## TASK STATEMENT
Gather the lines from the material that contain "text".

## SUPPLIED DATA
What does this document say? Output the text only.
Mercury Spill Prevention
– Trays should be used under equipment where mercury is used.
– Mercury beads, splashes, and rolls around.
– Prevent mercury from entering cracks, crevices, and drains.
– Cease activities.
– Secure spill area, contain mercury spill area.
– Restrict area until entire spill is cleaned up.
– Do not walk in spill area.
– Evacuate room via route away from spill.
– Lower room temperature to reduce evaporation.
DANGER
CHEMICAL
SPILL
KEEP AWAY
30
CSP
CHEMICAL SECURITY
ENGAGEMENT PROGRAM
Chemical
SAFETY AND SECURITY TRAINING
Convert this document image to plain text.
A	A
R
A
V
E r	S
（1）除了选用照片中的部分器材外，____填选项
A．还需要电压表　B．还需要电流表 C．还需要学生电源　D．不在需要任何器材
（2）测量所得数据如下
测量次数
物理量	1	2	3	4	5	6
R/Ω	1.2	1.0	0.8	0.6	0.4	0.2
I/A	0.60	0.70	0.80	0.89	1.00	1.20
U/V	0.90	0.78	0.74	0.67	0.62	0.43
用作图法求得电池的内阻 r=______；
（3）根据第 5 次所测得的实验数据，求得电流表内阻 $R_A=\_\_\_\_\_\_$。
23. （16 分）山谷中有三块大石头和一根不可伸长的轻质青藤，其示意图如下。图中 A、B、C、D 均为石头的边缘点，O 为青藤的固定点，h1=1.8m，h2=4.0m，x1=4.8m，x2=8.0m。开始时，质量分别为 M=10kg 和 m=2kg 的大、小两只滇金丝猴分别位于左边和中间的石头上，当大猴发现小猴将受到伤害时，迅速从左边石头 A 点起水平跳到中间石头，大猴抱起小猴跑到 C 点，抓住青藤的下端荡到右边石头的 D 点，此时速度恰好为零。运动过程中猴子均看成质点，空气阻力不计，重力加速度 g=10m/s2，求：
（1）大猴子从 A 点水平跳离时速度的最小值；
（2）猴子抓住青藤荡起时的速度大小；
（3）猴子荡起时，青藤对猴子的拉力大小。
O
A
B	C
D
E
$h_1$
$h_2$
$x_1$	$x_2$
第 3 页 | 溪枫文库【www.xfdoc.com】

## TASK OUTPUT
What does this document say? Output the text only.
Convert this document image to plain text.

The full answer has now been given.